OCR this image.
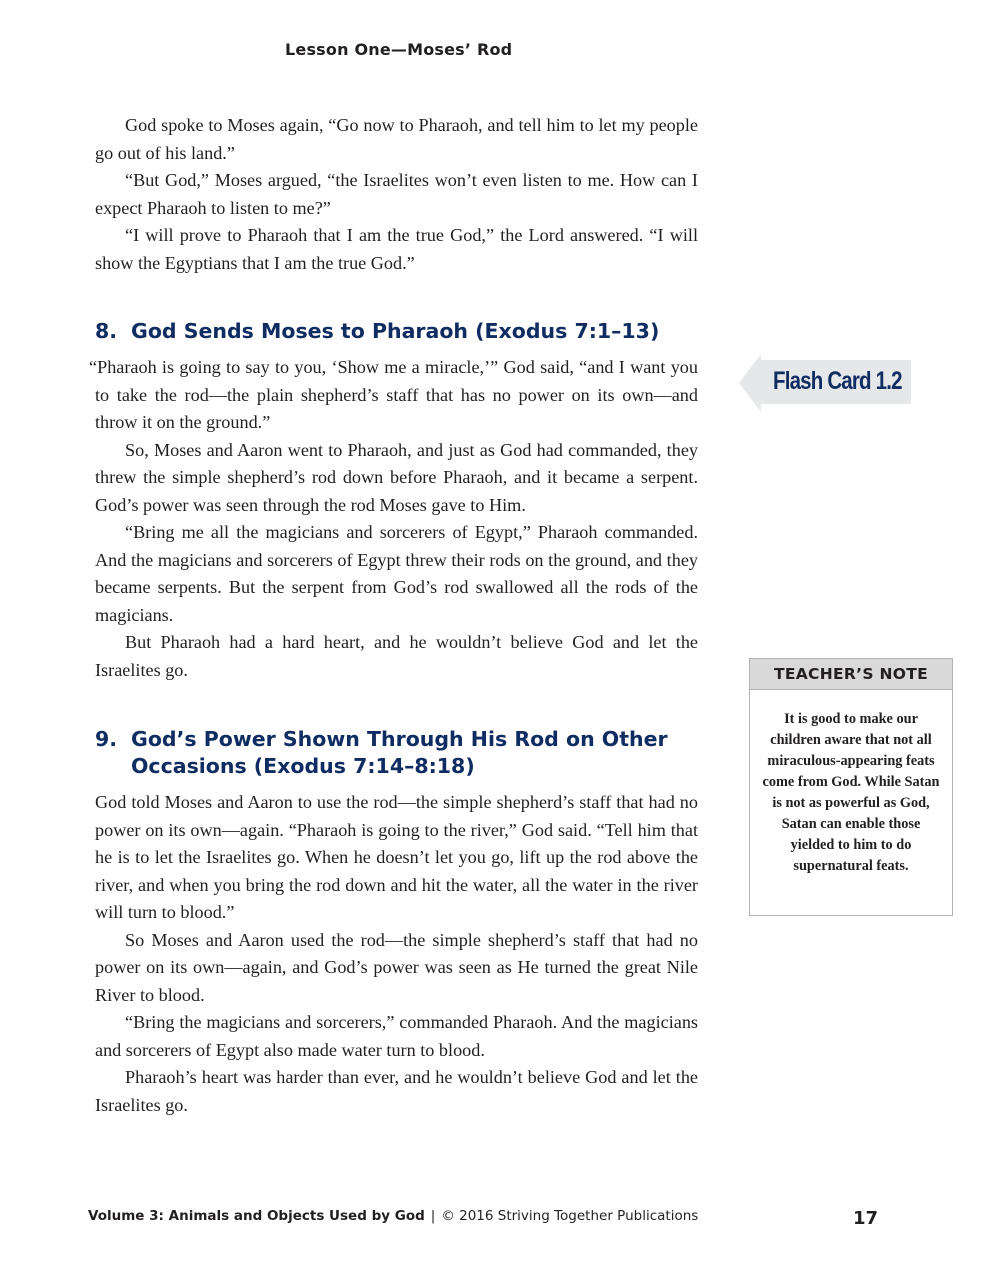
Lesson One—Moses’ Rod

God spoke to Moses again, “Go now to Pharaoh, and tell him to let my people go out of his land.”

“But God,” Moses argued, “the Israelites won’t even listen to me. How can I expect Pharaoh to listen to me?”

“I will prove to Pharaoh that I am the true God,” the Lord answered. “I will show the Egyptians that I am the true God.”

8. God Sends Moses to Pharaoh (Exodus 7:1–13)

“Pharaoh is going to say to you, ‘Show me a miracle,’” God said, “and I want you to take the rod—the plain shepherd’s staff that has no power on its own—and throw it on the ground.”

So, Moses and Aaron went to Pharaoh, and just as God had commanded, they threw the simple shepherd’s rod down before Pharaoh, and it became a serpent. God’s power was seen through the rod Moses gave to Him.

“Bring me all the magicians and sorcerers of Egypt,” Pharaoh commanded. And the magicians and sorcerers of Egypt threw their rods on the ground, and they became serpents. But the serpent from God’s rod swallowed all the rods of the magicians.

But Pharaoh had a hard heart, and he wouldn’t believe God and let the Israelites go.

9. God’s Power Shown Through His Rod on Other
Occasions (Exodus 7:14–8:18)

God told Moses and Aaron to use the rod—the simple shepherd’s staff that had no power on its own—again. “Pharaoh is going to the river,” God said. “Tell him that he is to let the Israelites go. When he doesn’t let you go, lift up the rod above the river, and when you bring the rod down and hit the water, all the water in the river will turn to blood.”

So Moses and Aaron used the rod—the simple shepherd’s staff that had no power on its own—again, and God’s power was seen as He turned the great Nile River to blood.

“Bring the magicians and sorcerers,” commanded Pharaoh. And the magicians and sorcerers of Egypt also made water turn to blood.

Pharaoh’s heart was harder than ever, and he wouldn’t believe God and let the Israelites go.

Flash Card 1.2
TEACHER’S NOTE
It is good to make our children aware that not all miraculous-appearing feats come from God. While Satan is not as powerful as God, Satan can enable those yielded to him to do supernatural feats.
Volume 3: Animals and Objects Used by God | © 2016 Striving Together Publications	17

**Work to do:** Copy the listing word for word, excluding its pictures.

**Exercise answer:**
OCR this image.
Lesson One—Moses’ Rod

God spoke to Moses again, “Go now to Pharaoh, and tell him to let my people go out of his land.”

“But God,” Moses argued, “the Israelites won’t even listen to me. How can I expect Pharaoh to listen to me?”

“I will prove to Pharaoh that I am the true God,” the Lord answered. “I will show the Egyptians that I am the true God.”

8. God Sends Moses to Pharaoh (Exodus 7:1–13)

“Pharaoh is going to say to you, ‘Show me a miracle,’” God said, “and I want you to take the rod—the plain shepherd’s staff that has no power on its own—and throw it on the ground.”

So, Moses and Aaron went to Pharaoh, and just as God had commanded, they threw the simple shepherd’s rod down before Pharaoh, and it became a serpent. God’s power was seen through the rod Moses gave to Him.

“Bring me all the magicians and sorcerers of Egypt,” Pharaoh commanded. And the magicians and sorcerers of Egypt threw their rods on the ground, and they became serpents. But the serpent from God’s rod swallowed all the rods of the magicians.

But Pharaoh had a hard heart, and he wouldn’t believe God and let the Israelites go.

9. God’s Power Shown Through His Rod on Other
Occasions (Exodus 7:14–8:18)

God told Moses and Aaron to use the rod—the simple shepherd’s staff that had no power on its own—again. “Pharaoh is going to the river,” God said. “Tell him that he is to let the Israelites go. When he doesn’t let you go, lift up the rod above the river, and when you bring the rod down and hit the water, all the water in the river will turn to blood.”

So Moses and Aaron used the rod—the simple shepherd’s staff that had no power on its own—again, and God’s power was seen as He turned the great Nile River to blood.

“Bring the magicians and sorcerers,” commanded Pharaoh. And the magicians and sorcerers of Egypt also made water turn to blood.

Pharaoh’s heart was harder than ever, and he wouldn’t believe God and let the Israelites go.

Flash Card 1.2
TEACHER’S NOTE
It is good to make our children aware that not all miraculous-appearing feats come from God. While Satan is not as powerful as God, Satan can enable those yielded to him to do supernatural feats.
Volume 3: Animals and Objects Used by God | © 2016 Striving Together Publications	17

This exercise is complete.